### Material shown
start

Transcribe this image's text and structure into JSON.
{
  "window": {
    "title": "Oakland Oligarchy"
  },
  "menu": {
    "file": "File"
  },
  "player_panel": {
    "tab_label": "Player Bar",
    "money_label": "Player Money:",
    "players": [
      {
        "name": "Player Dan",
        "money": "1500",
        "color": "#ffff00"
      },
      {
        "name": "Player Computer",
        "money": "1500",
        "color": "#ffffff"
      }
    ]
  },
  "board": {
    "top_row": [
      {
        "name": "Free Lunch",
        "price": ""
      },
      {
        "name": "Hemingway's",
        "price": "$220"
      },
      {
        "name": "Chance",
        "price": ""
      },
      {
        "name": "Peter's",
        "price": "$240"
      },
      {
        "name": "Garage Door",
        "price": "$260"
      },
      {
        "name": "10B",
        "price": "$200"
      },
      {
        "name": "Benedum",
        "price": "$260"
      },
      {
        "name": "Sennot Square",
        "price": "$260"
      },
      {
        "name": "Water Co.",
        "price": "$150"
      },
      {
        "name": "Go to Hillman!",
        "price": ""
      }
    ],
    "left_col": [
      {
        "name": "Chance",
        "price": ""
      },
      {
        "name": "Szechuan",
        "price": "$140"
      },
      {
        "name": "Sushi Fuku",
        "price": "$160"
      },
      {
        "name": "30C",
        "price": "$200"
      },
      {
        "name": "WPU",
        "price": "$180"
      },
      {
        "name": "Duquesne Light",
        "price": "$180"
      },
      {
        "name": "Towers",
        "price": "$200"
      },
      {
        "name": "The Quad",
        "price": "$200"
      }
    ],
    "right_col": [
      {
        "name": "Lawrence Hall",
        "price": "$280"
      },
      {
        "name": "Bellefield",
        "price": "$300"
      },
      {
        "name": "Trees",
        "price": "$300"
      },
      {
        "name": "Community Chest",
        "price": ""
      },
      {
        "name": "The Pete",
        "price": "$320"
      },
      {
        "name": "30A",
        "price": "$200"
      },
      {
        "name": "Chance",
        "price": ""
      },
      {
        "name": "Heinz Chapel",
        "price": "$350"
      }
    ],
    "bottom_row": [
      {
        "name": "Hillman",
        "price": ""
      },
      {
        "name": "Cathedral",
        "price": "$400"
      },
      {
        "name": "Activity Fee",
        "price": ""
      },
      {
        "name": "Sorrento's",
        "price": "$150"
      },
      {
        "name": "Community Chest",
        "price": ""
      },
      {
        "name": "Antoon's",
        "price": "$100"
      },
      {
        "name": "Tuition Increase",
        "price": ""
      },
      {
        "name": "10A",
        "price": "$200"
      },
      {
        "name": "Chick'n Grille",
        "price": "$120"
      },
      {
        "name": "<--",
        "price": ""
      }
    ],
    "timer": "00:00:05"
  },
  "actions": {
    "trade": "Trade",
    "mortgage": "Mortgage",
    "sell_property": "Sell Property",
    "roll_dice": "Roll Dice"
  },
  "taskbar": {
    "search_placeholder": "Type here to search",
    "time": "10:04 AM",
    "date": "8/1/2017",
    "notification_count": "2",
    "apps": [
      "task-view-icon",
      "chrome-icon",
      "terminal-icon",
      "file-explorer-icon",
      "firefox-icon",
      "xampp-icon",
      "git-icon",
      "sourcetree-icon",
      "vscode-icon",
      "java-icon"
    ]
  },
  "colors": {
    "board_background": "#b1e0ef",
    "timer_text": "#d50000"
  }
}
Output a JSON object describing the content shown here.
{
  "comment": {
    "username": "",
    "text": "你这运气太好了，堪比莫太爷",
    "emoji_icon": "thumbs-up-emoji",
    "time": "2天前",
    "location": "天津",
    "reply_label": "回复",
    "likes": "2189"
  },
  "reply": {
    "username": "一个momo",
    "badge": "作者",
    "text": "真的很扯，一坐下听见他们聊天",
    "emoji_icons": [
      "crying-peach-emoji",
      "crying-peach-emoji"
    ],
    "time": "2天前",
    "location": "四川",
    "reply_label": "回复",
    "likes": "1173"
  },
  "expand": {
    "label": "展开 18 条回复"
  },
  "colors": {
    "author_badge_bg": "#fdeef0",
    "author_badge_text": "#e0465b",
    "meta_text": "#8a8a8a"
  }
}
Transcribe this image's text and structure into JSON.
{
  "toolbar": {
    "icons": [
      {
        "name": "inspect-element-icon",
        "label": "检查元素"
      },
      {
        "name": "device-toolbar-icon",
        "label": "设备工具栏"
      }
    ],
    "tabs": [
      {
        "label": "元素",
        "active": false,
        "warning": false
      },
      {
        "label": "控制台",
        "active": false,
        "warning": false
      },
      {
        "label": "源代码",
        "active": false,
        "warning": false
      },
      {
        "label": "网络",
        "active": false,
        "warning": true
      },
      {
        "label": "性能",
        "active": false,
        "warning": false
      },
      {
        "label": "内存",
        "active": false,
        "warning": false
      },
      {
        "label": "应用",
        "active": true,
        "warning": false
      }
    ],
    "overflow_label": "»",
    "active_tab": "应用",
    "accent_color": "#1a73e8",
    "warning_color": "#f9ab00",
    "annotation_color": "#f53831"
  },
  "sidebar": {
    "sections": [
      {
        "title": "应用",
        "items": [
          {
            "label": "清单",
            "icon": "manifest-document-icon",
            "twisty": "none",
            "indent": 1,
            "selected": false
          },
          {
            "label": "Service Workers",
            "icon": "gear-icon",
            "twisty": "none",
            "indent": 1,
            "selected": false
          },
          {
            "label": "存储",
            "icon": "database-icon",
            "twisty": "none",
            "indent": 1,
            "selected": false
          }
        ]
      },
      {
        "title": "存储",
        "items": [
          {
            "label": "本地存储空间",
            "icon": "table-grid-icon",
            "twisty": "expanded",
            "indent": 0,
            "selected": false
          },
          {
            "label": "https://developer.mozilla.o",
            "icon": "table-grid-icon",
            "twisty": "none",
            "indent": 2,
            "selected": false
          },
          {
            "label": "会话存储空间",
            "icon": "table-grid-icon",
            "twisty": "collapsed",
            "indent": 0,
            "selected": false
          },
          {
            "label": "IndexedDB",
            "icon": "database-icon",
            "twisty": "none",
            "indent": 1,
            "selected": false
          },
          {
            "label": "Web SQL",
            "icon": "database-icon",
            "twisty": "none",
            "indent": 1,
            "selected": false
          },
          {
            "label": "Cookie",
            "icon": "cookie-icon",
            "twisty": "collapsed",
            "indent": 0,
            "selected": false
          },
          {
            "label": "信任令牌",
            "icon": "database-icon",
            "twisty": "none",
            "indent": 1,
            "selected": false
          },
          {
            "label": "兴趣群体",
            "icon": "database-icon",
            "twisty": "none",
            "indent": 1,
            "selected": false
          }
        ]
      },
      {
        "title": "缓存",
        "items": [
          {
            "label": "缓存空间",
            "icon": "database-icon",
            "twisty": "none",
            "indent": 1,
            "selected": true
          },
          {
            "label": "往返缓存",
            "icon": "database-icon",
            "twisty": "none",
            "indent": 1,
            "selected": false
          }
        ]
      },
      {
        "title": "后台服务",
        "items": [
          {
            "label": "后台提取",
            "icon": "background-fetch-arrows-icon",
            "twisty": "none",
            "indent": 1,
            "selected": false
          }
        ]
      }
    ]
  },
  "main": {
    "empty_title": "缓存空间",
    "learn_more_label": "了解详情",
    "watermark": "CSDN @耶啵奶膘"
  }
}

end

### Aim of the exercise
Above are several records. Count the lines among them that contain "here" and give only the total.

### Result of this exercise
2